Reply with one number: the count of lines in the records below that hold "JSON".
::::::::::
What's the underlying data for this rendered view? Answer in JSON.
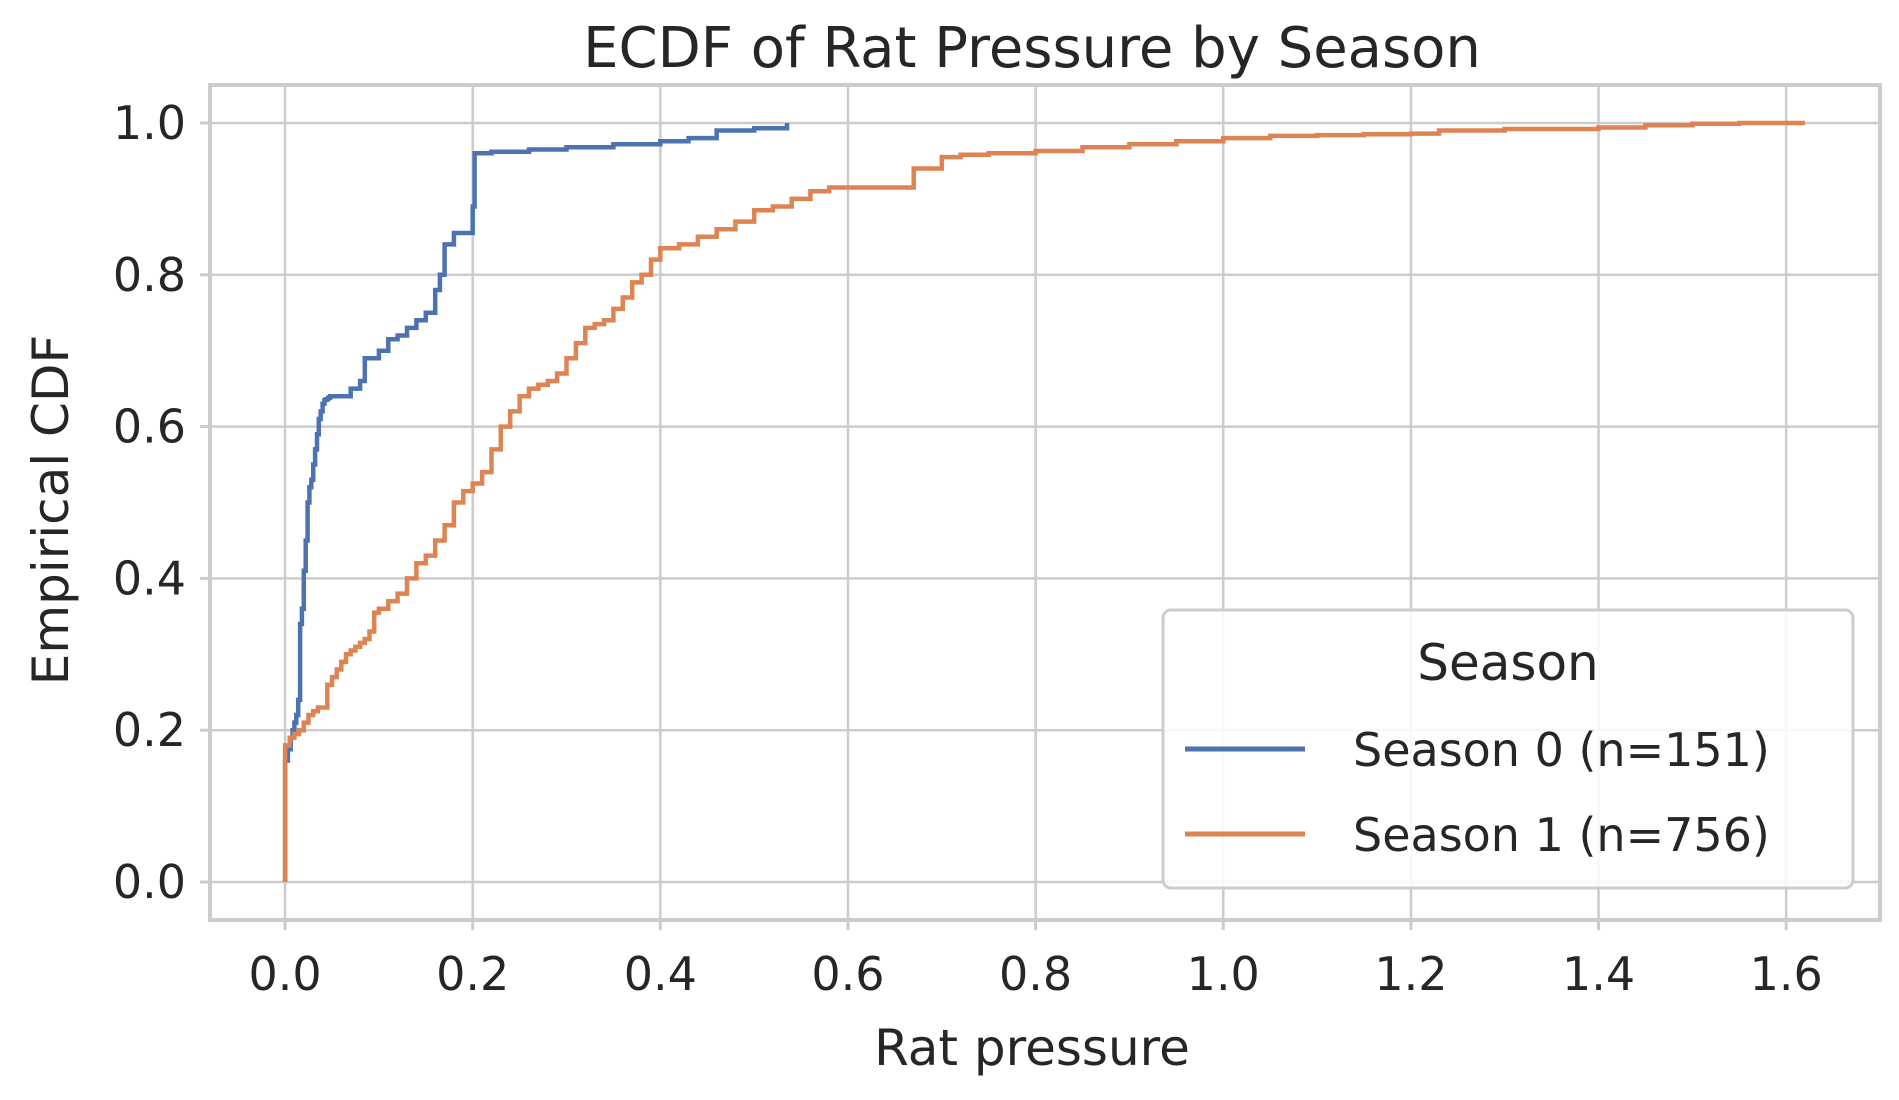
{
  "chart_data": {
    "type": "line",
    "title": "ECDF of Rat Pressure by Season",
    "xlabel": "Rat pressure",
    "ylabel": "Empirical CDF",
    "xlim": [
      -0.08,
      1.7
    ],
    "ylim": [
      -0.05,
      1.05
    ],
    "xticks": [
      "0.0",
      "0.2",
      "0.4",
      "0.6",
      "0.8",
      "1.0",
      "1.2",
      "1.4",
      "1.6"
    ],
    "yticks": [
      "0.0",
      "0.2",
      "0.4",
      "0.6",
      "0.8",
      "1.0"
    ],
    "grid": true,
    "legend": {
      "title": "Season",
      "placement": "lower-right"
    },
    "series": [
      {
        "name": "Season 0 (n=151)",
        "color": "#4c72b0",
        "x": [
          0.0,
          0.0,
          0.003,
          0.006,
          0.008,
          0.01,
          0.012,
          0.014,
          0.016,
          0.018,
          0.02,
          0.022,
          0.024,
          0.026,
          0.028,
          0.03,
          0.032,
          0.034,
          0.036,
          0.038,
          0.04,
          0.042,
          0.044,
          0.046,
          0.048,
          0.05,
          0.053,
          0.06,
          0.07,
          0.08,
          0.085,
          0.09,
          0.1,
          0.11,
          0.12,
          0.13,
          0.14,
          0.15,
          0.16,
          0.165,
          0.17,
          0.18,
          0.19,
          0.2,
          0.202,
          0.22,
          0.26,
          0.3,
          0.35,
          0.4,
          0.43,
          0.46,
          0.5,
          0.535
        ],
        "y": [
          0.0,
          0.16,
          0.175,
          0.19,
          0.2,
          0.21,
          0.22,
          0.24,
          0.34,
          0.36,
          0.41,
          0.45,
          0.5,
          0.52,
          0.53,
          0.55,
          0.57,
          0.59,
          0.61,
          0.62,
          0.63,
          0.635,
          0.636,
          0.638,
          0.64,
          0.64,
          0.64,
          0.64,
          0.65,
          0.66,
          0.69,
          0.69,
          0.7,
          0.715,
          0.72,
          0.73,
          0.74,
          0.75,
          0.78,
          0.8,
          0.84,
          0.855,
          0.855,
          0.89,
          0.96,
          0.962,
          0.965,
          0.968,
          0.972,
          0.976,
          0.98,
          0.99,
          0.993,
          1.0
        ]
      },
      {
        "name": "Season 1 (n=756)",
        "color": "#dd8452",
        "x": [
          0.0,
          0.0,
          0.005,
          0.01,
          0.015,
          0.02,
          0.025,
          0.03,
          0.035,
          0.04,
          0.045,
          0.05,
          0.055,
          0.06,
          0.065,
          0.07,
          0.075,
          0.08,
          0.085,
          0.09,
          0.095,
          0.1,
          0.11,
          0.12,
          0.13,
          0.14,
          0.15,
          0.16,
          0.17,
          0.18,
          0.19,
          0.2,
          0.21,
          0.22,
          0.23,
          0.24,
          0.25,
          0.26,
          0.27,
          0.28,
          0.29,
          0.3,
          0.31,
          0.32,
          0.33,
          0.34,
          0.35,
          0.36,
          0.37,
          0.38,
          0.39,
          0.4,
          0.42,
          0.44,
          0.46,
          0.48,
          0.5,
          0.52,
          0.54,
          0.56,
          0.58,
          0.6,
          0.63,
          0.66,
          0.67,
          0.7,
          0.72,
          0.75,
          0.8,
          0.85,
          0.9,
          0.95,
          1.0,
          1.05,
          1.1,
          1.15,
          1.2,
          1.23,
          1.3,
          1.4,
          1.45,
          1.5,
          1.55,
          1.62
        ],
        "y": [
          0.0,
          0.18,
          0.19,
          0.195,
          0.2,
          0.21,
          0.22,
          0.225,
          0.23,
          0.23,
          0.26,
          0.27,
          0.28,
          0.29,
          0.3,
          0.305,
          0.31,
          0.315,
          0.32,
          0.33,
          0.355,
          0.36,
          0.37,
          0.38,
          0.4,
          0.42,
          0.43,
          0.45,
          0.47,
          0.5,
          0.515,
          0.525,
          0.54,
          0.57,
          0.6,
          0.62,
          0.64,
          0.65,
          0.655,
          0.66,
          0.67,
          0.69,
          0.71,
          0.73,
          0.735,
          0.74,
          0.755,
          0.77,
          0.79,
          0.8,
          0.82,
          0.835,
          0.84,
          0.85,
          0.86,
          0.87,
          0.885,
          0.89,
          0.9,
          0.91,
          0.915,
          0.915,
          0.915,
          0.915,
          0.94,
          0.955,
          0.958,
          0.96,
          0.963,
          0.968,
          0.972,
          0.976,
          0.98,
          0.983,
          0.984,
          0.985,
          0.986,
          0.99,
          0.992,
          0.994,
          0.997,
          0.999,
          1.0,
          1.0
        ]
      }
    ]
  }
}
::::::::::
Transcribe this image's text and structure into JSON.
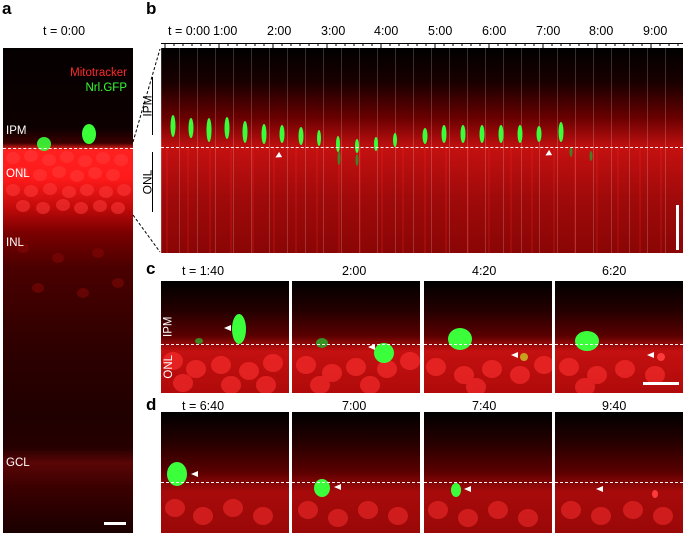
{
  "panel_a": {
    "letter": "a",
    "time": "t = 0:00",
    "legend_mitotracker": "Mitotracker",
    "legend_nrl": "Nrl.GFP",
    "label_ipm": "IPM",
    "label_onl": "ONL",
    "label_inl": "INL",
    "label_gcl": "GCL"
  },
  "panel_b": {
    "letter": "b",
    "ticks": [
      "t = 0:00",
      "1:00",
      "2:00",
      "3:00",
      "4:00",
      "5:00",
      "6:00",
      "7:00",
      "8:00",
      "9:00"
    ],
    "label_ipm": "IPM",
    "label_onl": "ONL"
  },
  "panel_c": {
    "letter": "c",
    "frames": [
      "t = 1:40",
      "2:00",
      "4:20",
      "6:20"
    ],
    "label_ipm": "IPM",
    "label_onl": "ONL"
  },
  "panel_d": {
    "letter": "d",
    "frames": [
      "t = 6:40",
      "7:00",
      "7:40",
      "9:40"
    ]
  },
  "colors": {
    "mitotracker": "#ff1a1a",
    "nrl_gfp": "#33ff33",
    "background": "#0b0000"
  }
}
::::::::::
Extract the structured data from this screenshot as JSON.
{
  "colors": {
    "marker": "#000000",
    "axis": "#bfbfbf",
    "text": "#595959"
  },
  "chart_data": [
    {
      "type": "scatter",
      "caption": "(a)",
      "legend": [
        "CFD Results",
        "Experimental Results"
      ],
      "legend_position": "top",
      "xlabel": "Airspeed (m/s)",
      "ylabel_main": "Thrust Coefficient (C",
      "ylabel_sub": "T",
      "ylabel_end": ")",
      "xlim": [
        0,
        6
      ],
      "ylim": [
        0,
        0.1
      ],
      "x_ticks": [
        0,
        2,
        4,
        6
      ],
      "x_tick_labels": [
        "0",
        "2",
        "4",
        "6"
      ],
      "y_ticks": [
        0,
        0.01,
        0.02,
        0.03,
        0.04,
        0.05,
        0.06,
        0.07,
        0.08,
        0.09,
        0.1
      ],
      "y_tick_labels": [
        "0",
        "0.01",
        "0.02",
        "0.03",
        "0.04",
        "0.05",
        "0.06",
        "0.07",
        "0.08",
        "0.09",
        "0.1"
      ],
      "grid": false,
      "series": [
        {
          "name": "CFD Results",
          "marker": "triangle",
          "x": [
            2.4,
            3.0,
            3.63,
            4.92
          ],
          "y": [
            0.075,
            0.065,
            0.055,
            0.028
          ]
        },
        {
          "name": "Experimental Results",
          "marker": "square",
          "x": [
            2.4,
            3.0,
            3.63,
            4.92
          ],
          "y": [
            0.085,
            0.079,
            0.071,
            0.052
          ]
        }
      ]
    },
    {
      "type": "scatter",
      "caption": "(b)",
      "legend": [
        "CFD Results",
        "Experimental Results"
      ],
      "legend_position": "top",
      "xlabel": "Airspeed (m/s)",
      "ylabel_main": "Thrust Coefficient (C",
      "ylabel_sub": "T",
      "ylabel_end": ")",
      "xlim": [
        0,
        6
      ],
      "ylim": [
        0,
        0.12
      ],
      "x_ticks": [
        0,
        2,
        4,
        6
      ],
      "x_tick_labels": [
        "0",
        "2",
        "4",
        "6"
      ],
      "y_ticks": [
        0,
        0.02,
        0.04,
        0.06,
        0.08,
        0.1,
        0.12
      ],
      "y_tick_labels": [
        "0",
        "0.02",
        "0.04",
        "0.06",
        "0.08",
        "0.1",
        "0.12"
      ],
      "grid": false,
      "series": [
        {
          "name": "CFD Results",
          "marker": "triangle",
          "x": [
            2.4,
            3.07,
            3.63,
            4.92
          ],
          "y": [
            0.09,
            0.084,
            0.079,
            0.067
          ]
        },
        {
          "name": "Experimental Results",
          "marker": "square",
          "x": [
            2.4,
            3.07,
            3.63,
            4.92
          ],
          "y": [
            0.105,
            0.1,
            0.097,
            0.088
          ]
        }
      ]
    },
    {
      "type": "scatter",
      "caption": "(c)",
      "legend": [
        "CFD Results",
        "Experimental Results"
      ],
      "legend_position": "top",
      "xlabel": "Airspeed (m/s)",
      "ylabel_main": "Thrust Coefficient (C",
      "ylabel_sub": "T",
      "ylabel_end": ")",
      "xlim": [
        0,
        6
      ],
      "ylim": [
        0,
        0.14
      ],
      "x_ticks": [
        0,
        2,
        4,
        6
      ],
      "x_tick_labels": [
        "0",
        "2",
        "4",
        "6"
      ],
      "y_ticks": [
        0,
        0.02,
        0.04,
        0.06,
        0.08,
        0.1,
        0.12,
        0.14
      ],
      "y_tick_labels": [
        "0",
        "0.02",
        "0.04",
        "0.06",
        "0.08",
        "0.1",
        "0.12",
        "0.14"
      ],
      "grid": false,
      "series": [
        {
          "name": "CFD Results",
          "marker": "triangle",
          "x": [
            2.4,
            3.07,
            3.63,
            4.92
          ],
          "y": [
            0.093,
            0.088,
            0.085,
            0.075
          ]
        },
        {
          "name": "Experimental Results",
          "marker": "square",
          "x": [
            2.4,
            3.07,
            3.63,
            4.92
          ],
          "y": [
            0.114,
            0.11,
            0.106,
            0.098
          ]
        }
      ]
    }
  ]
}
::::::::::
• Problem solution: 3